#### MATERIAL TO PROCESS ####

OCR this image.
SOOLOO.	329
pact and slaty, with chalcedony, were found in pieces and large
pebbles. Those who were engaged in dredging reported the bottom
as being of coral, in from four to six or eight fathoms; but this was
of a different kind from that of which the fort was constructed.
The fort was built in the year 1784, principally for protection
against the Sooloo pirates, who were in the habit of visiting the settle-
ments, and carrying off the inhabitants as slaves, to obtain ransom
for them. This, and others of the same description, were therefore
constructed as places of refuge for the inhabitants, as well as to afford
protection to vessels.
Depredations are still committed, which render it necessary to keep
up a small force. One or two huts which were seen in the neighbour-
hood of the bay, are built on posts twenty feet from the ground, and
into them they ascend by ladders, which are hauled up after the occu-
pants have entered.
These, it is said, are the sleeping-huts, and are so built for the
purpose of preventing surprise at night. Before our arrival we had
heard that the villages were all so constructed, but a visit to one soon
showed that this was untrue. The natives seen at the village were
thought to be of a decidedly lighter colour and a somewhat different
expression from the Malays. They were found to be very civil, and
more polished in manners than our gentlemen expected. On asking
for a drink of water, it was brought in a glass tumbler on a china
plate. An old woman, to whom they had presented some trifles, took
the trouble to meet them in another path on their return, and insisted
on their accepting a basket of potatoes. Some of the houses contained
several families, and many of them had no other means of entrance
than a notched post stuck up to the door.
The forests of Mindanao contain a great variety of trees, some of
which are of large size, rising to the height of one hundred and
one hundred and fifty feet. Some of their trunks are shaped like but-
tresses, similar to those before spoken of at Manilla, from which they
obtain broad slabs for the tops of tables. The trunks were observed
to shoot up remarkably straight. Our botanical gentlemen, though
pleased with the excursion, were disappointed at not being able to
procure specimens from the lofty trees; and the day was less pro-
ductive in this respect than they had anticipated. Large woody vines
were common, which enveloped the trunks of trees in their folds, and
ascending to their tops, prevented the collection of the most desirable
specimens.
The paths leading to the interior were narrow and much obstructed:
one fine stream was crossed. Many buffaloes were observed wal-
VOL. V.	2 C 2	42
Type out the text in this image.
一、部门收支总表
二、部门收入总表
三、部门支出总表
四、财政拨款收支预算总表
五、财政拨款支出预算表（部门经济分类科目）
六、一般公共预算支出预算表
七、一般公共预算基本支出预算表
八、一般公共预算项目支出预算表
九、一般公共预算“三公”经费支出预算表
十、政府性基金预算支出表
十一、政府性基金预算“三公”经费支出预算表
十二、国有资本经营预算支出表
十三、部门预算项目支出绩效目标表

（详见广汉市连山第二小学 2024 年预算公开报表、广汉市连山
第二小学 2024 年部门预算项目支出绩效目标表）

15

####

▸ **WHAT YOU WILL DO**: Only the lines from the one containing "Type out the text in this image." to the end of the records should be repeated, exactly as they appear.

▸ **FINISHED EXERCISE**:
Type out the text in this image.
一、部门收支总表
二、部门收入总表
三、部门支出总表
四、财政拨款收支预算总表
五、财政拨款支出预算表（部门经济分类科目）
六、一般公共预算支出预算表
七、一般公共预算基本支出预算表
八、一般公共预算项目支出预算表
九、一般公共预算“三公”经费支出预算表
十、政府性基金预算支出表
十一、政府性基金预算“三公”经费支出预算表
十二、国有资本经营预算支出表
十三、部门预算项目支出绩效目标表

（详见广汉市连山第二小学 2024 年预算公开报表、广汉市连山
第二小学 2024 年部门预算项目支出绩效目标表）

15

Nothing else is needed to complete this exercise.